# Deeper look to fix `nakeds.py`
* Why is it not estimating sdMult properly?
* Why is it not choosing the `edge` trades?

In [1]:
MARKET = 'NSE'

In [2]:
import sys
import pathlib
import numpy as np
import pandas as pd
import yaml
import asyncio

from ib_insync import IB, util, Option, MarketOrder, Contract
from typing import Callable, Coroutine, Union

In [3]:
# Specific to Jupyter. Will be ignored in IDE / command-lines
import IPython as ipy
if ipy.get_ipython().__class__.__name__ == 'ZMQInteractiveShell':
    import nest_asyncio
    nest_asyncio.apply()
    util.startLoop()
    pd.options.display.max_columns = None
    
    THIS_FOLDER = '' # Dummy for jupyter notebook's current folder
    BAR_FORMAT = "{l_bar}{bar:-20}{r_bar}"

In [4]:
# Get capability to import programs from `asyncib` folder
cwd = pathlib.Path.cwd() # working directory from where python was initiated
DATAPATH = cwd.joinpath('data', MARKET.lower()) # path to store data files
LOGFILE = cwd.joinpath(THIS_FOLDER, 'data', 'log', 'temp.log') # path to store log files

IBPATH = cwd.parent.parent.joinpath('asyncib') # where ib programs are stored

# append IBPATH to import programs.
if str(IBPATH) not in sys.path:  # Convert it to string!
    sys.path.append(str(IBPATH))
    
IBDATAPATH = IBPATH.joinpath('data', MARKET.lower())

In [5]:
# Get the host, port, cid
from engine import Vars

ibp = Vars(MARKET.upper())  # IB Parameters from var.yml
HOST, PORT, CID = ibp.HOST, ibp.PORT, ibp.CID

In [6]:
# Get the pickle files
from os import listdir
fs = listdir(DATAPATH)

::::::

* **REQUESTS**
1. Return the notebook excerpt on fixing nakeds.py word for word.
2. Take the listing lines starting with the line that contains "Detect and localize" and going on through the line that contains "327, 94, 355]", and switch "candlestick-icon" to "candle-icon" with all else unchanged. Give only those lines, and leave the picture out.
The notebook excerpt and the listing come from separate sources.

* **EXTRACTED MATERIAL**

::::::

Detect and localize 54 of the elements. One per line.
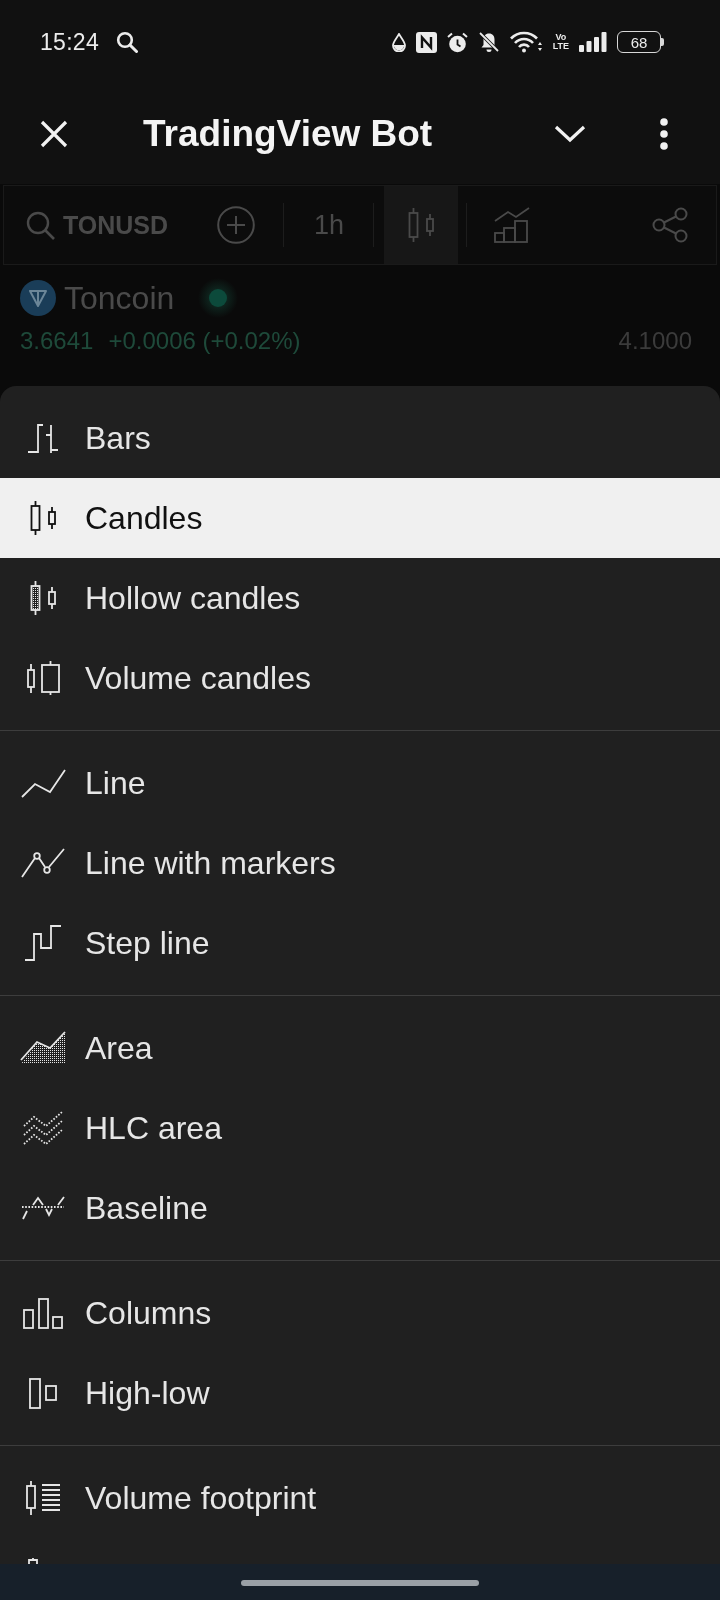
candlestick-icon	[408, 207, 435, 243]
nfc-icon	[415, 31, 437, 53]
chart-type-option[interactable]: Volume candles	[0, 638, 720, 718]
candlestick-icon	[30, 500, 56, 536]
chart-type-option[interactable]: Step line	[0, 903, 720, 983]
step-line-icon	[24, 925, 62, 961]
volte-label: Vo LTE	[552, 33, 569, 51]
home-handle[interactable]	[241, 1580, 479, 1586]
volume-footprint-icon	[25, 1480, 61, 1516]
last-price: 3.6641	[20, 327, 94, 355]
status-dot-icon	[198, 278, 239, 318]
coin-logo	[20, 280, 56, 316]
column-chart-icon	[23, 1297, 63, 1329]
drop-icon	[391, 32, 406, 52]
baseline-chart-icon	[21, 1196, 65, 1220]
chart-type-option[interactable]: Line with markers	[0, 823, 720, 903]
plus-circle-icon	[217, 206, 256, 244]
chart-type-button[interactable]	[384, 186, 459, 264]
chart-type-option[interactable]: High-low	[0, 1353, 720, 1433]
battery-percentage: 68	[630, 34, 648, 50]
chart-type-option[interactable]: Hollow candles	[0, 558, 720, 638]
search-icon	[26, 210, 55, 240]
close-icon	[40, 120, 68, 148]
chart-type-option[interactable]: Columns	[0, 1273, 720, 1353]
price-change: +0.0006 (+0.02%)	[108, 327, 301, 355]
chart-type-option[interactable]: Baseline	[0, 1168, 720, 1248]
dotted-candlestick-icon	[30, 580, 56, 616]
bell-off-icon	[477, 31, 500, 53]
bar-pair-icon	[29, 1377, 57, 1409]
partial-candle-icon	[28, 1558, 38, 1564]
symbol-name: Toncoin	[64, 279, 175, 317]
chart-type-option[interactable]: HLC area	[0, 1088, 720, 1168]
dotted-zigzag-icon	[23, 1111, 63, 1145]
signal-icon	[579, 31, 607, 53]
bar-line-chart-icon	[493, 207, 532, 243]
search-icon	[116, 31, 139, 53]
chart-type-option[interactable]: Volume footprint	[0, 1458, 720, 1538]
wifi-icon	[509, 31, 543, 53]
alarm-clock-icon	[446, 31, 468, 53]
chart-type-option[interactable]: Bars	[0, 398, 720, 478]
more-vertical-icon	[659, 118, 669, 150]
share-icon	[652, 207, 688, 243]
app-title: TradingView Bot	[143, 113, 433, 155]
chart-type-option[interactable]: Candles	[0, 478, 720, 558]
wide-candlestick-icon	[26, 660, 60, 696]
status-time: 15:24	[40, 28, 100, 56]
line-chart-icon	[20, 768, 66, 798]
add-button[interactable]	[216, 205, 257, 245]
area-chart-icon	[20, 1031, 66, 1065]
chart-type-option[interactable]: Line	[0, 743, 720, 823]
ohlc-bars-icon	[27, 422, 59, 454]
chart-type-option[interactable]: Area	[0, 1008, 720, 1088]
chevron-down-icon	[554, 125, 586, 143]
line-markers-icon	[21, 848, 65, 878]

::::::

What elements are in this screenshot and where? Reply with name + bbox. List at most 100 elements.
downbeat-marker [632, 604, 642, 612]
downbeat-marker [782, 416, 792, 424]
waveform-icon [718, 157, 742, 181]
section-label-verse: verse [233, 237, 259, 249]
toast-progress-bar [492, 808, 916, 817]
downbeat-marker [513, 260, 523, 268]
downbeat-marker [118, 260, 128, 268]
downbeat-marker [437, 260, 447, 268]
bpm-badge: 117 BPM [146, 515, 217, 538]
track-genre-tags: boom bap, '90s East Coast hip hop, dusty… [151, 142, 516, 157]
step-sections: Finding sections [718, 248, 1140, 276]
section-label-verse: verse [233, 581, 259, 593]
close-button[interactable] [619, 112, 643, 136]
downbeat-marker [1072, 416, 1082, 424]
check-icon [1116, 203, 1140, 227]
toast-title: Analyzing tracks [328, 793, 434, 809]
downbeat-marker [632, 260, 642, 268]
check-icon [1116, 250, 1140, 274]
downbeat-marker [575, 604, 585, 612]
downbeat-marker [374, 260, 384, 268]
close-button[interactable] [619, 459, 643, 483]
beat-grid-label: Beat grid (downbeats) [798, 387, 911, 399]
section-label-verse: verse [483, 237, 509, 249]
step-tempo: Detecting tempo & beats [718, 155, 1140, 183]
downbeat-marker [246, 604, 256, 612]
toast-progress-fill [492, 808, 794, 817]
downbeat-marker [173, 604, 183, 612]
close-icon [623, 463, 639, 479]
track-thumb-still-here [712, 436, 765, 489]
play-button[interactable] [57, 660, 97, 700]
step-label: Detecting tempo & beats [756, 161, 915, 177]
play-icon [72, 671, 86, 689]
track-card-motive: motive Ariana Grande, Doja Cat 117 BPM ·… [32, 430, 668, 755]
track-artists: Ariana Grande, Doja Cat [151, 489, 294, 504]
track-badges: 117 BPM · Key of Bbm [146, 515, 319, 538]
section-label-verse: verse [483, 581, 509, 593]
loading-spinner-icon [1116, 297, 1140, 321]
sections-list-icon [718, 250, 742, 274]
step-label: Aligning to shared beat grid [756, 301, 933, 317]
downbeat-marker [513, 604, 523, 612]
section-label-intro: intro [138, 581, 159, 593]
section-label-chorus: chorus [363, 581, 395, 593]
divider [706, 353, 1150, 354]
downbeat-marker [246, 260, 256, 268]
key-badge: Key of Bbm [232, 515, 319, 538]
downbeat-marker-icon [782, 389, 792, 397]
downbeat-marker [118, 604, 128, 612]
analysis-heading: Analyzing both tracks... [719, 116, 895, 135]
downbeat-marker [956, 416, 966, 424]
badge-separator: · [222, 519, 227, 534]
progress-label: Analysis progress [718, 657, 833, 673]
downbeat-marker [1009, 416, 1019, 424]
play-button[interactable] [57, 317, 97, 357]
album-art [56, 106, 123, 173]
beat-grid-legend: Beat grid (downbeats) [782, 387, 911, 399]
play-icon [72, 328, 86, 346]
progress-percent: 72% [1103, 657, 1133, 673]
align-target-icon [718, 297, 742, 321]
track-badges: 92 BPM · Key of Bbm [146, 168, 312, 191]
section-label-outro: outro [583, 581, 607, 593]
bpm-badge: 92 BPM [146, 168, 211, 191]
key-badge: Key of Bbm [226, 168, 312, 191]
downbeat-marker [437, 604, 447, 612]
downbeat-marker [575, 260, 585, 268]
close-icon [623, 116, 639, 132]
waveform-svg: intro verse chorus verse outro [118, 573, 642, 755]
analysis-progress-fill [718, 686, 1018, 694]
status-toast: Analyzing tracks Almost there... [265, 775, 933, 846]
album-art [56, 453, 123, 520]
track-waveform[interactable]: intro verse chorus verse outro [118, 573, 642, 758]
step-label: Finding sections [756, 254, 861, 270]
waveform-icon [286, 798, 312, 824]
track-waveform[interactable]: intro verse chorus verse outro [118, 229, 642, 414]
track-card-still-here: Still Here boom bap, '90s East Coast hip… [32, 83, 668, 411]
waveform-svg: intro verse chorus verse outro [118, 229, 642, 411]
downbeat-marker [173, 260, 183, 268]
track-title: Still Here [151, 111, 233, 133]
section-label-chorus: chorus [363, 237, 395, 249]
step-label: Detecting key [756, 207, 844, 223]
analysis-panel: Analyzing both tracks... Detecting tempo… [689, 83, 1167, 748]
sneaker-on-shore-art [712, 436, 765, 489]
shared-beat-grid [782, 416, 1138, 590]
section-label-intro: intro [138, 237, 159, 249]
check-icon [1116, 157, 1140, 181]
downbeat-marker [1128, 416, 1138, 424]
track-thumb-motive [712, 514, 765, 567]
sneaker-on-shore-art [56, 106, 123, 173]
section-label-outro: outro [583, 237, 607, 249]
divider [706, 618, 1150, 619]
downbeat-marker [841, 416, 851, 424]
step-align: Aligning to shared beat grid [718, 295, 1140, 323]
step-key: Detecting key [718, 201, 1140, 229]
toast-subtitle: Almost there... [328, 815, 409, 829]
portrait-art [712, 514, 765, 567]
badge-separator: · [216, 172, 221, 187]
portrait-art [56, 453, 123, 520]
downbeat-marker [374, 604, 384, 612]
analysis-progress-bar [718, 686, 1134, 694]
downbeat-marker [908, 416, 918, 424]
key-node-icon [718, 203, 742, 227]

::::::

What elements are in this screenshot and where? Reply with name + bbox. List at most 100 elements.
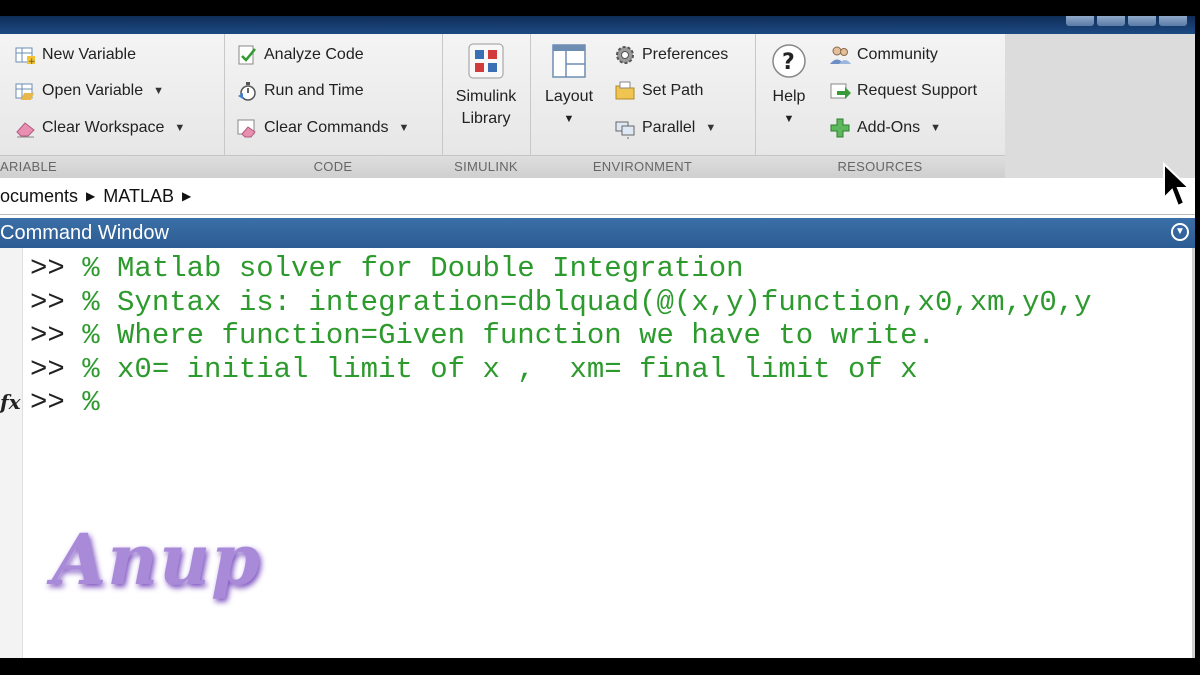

::::::

* **TASK-BY-TASK OUTPUTS**
1.
# Deeper look to fix `nakeds.py`
* Why is it not estimating sdMult properly?
* Why is it not choosing the `edge` trades?

In [1]:
MARKET = 'NSE'

In [2]:
import sys
import pathlib
import numpy as np
import pandas as pd
import yaml
import asyncio

from ib_insync import IB, util, Option, MarketOrder, Contract
from typing import Callable, Coroutine, Union

In [3]:
# Specific to Jupyter. Will be ignored in IDE / command-lines
import IPython as ipy
if ipy.get_ipython().__class__.__name__ == 'ZMQInteractiveShell':
    import nest_asyncio
    nest_asyncio.apply()
    util.startLoop()
    pd.options.display.max_columns = None
    
    THIS_FOLDER = '' # Dummy for jupyter notebook's current folder
    BAR_FORMAT = "{l_bar}{bar:-20}{r_bar}"

In [4]:
# Get capability to import programs from `asyncib` folder
cwd = pathlib.Path.cwd() # working directory from where python was initiated
DATAPATH = cwd.joinpath('data', MARKET.lower()) # path to store data files
LOGFILE = cwd.joinpath(THIS_FOLDER, 'data', 'log', 'temp.log') # path to store log files

IBPATH = cwd.parent.parent.joinpath('asyncib') # where ib programs are stored

# append IBPATH to import programs.
if str(IBPATH) not in sys.path:  # Convert it to string!
    sys.path.append(str(IBPATH))
    
IBDATAPATH = IBPATH.joinpath('data', MARKET.lower())

In [5]:
# Get the host, port, cid
from engine import Vars

ibp = Vars(MARKET.upper())  # IB Parameters from var.yml
HOST, PORT, CID = ibp.HOST, ibp.PORT, ibp.CID

In [6]:
# Get the pickle files
from os import listdir
fs = listdir(DATAPATH)

2.
Detect and localize 54 of the elements. One per line.
candle-icon	[408, 207, 435, 243]
nfc-icon	[415, 31, 437, 53]
chart-type-option[interactable]: Volume candles	[0, 638, 720, 718]
candle-icon	[30, 500, 56, 536]
chart-type-option[interactable]: Step line	[0, 903, 720, 983]
step-line-icon	[24, 925, 62, 961]
volte-label: Vo LTE	[552, 33, 569, 51]
home-handle[interactable]	[241, 1580, 479, 1586]
volume-footprint-icon	[25, 1480, 61, 1516]
last-price: 3.6641	[20, 327, 94, 355]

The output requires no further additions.